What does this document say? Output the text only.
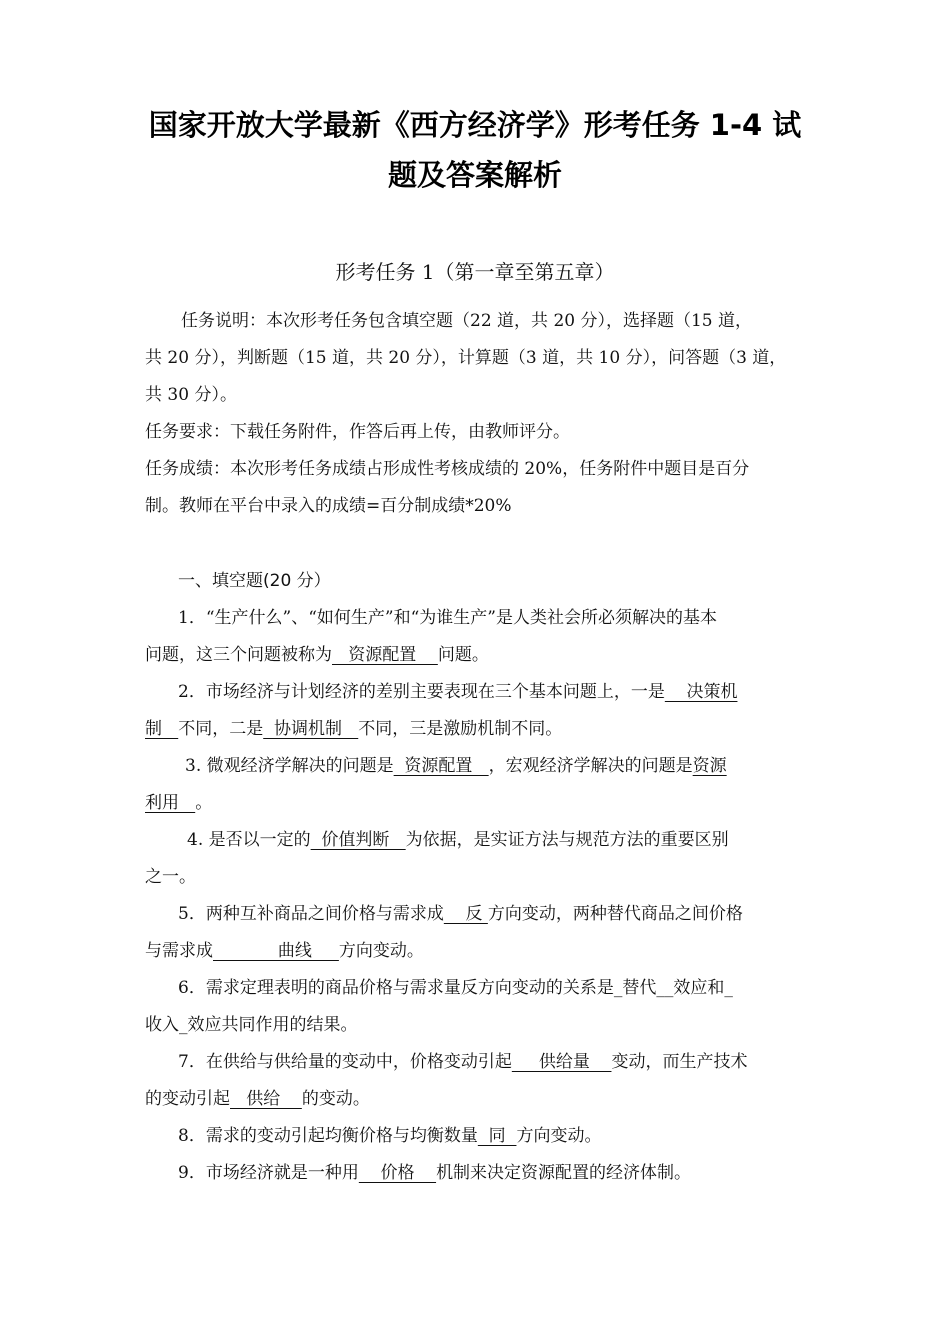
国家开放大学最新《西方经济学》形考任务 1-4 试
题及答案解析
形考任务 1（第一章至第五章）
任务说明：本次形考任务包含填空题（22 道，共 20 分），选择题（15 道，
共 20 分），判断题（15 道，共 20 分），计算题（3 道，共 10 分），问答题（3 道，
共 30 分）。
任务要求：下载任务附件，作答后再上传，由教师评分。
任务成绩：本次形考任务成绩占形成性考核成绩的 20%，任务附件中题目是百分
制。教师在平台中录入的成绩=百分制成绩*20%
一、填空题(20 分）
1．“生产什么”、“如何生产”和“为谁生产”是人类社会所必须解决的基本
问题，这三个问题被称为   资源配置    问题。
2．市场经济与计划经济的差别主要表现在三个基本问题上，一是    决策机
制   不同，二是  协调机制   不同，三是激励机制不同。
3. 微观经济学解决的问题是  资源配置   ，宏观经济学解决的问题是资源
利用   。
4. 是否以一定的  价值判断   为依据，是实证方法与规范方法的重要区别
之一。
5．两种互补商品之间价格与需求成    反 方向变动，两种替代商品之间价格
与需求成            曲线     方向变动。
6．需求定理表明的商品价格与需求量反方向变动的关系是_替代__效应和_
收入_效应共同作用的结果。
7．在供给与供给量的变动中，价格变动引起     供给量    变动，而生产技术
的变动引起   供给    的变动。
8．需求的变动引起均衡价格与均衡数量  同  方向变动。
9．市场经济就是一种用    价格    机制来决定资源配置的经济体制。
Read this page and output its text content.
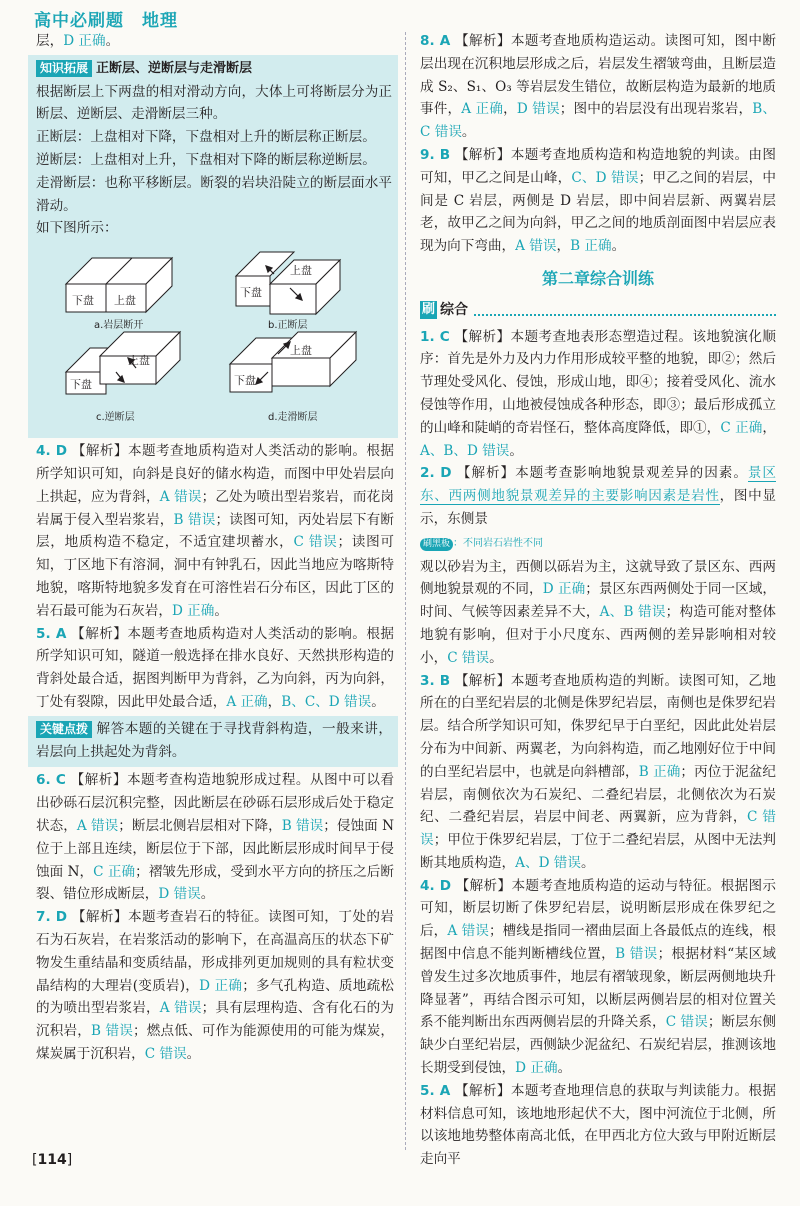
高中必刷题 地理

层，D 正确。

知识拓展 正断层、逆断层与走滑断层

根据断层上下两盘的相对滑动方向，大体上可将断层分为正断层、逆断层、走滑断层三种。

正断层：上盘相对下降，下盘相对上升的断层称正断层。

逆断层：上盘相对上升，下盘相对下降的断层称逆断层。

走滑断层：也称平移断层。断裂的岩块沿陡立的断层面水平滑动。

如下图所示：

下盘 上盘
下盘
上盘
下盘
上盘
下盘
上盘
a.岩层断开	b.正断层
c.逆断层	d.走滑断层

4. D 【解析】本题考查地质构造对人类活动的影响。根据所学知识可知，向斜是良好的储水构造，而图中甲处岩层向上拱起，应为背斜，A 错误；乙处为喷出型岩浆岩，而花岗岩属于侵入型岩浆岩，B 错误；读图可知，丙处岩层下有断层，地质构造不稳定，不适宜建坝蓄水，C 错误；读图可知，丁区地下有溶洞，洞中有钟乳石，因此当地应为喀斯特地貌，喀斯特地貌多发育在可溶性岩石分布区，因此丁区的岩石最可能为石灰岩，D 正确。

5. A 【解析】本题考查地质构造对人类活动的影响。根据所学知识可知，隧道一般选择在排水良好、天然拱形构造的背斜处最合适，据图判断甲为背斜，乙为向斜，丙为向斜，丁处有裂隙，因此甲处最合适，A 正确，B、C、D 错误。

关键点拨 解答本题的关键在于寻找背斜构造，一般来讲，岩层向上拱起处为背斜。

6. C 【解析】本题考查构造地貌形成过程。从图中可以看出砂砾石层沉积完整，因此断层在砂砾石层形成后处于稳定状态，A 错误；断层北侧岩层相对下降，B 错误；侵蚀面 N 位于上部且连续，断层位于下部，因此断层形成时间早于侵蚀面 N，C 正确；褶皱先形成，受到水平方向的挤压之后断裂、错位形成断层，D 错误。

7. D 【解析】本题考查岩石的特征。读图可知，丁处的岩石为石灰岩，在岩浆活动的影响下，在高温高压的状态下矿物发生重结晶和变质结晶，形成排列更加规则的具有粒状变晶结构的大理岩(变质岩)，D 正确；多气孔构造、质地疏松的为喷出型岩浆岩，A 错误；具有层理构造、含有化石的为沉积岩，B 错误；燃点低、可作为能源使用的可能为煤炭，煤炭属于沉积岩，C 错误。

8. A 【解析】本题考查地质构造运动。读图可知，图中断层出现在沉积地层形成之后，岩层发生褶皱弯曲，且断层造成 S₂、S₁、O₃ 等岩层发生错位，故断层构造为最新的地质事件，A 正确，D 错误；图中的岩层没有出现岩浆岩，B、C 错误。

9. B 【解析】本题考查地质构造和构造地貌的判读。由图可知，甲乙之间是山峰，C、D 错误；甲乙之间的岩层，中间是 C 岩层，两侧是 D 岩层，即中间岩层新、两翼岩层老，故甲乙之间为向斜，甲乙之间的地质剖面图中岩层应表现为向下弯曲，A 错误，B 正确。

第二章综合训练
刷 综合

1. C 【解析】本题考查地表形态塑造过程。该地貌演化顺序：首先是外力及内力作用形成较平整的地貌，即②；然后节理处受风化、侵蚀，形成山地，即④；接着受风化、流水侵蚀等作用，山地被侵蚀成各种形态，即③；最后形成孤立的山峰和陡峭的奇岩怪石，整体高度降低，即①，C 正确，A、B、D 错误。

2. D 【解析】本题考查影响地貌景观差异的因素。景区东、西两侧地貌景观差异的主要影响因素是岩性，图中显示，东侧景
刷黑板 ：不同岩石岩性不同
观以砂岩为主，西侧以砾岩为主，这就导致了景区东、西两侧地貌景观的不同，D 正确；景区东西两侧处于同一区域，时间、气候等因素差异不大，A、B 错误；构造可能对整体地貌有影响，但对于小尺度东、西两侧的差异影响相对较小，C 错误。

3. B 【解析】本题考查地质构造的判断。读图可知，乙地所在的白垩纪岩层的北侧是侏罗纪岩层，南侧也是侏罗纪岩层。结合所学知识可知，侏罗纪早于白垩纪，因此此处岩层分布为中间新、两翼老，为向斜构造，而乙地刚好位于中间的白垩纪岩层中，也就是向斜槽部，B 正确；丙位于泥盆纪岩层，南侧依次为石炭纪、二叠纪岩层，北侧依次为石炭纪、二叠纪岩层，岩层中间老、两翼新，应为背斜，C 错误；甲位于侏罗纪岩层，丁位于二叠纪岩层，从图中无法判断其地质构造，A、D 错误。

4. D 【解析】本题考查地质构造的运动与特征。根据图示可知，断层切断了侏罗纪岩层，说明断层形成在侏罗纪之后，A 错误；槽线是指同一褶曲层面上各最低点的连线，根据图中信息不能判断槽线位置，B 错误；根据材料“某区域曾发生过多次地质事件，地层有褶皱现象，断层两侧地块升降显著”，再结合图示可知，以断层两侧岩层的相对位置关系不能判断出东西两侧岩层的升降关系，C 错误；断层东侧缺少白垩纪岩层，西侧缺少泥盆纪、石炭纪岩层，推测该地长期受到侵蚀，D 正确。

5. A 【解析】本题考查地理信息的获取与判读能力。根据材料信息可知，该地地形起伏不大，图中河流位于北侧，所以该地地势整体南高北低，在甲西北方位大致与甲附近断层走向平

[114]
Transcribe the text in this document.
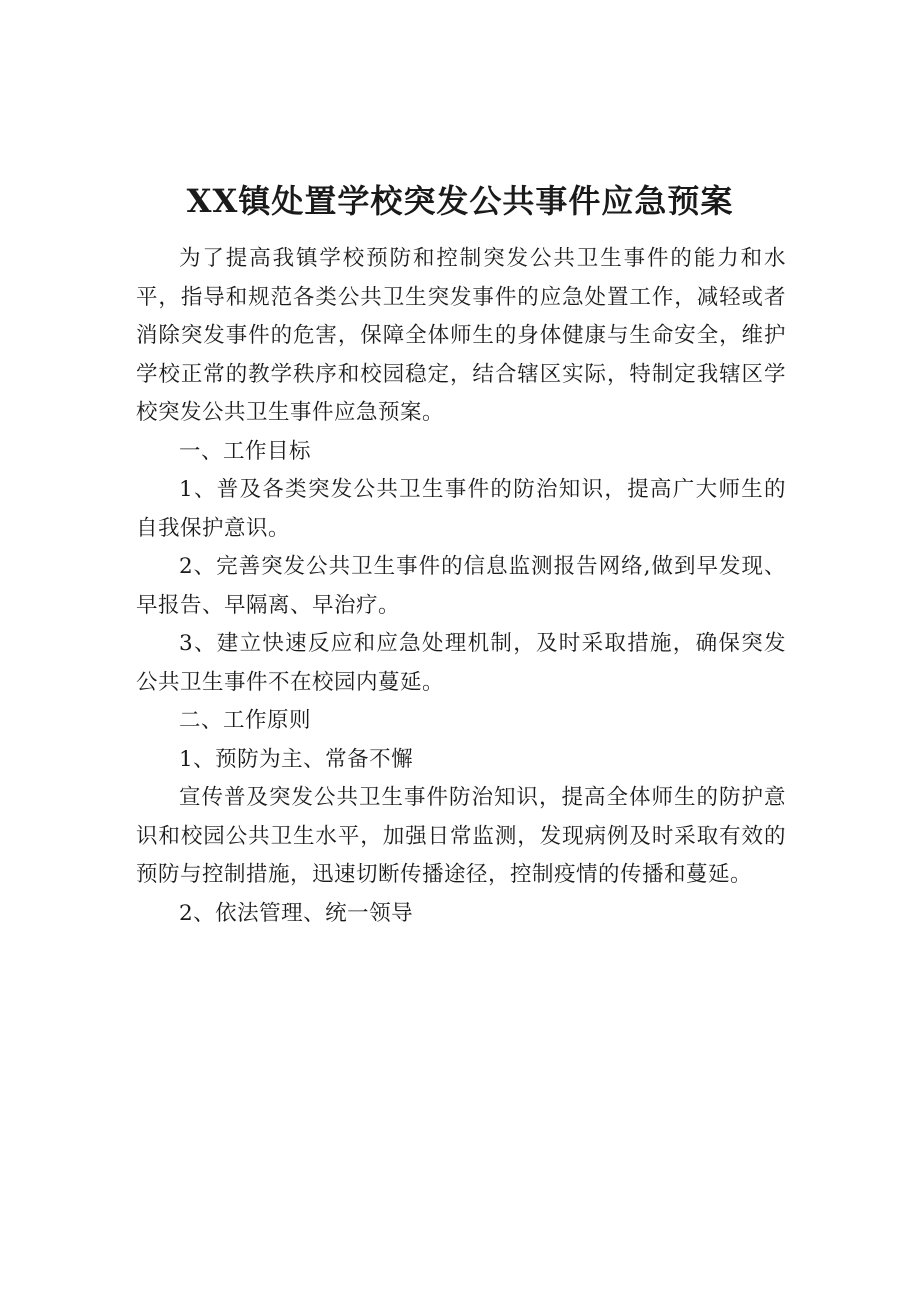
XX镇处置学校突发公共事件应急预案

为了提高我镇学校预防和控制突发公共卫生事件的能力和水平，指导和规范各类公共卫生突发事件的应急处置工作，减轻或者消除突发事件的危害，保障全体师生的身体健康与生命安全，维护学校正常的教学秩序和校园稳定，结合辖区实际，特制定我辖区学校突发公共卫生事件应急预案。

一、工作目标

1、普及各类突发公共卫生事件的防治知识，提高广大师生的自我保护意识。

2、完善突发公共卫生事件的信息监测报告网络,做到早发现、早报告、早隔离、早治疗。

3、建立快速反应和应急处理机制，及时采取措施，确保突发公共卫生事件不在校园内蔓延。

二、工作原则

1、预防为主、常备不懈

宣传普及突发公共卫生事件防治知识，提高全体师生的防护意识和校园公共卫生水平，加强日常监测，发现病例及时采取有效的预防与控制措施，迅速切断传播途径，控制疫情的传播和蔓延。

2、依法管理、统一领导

[TASK DIRECTIONS]
Filter the listing above for the string "读图可知" and copy every matching line.

[WRITTEN ANSWER]
4. D 【解析】本题考查地质构造对人类活动的影响。根据所学知识可知，向斜是良好的储水构造，而图中甲处岩层向上拱起，应为背斜，A 错误；乙处为喷出型岩浆岩，而花岗岩属于侵入型岩浆岩，B 错误；读图可知，丙处岩层下有断层，地质构造不稳定，不适宜建坝蓄水，C 错误；读图可知，丁区地下有溶洞，洞中有钟乳石，因此当地应为喀斯特地貌，喀斯特地貌多发育在可溶性岩石分布区，因此丁区的岩石最可能为石灰岩，D 正确。
7. D 【解析】本题考查岩石的特征。读图可知，丁处的岩石为石灰岩，在岩浆活动的影响下，在高温高压的状态下矿物发生重结晶和变质结晶，形成排列更加规则的具有粒状变晶结构的大理岩(变质岩)，D 正确；多气孔构造、质地疏松的为喷出型岩浆岩，A 错误；具有层理构造、含有化石的为沉积岩，B 错误；燃点低、可作为能源使用的可能为煤炭，煤炭属于沉积岩，C 错误。
8. A 【解析】本题考查地质构造运动。读图可知，图中断层出现在沉积地层形成之后，岩层发生褶皱弯曲，且断层造成 S₂、S₁、O₃ 等岩层发生错位，故断层构造为最新的地质事件，A 正确，D 错误；图中的岩层没有出现岩浆岩，B、C 错误。
3. B 【解析】本题考查地质构造的判断。读图可知，乙地所在的白垩纪岩层的北侧是侏罗纪岩层，南侧也是侏罗纪岩层。结合所学知识可知，侏罗纪早于白垩纪，因此此处岩层分布为中间新、两翼老，为向斜构造，而乙地刚好位于中间的白垩纪岩层中，也就是向斜槽部，B 正确；丙位于泥盆纪岩层，南侧依次为石炭纪、二叠纪岩层，北侧依次为石炭纪、二叠纪岩层，岩层中间老、两翼新，应为背斜，C 错误；甲位于侏罗纪岩层，丁位于二叠纪岩层，从图中无法判断其地质构造，A、D 错误。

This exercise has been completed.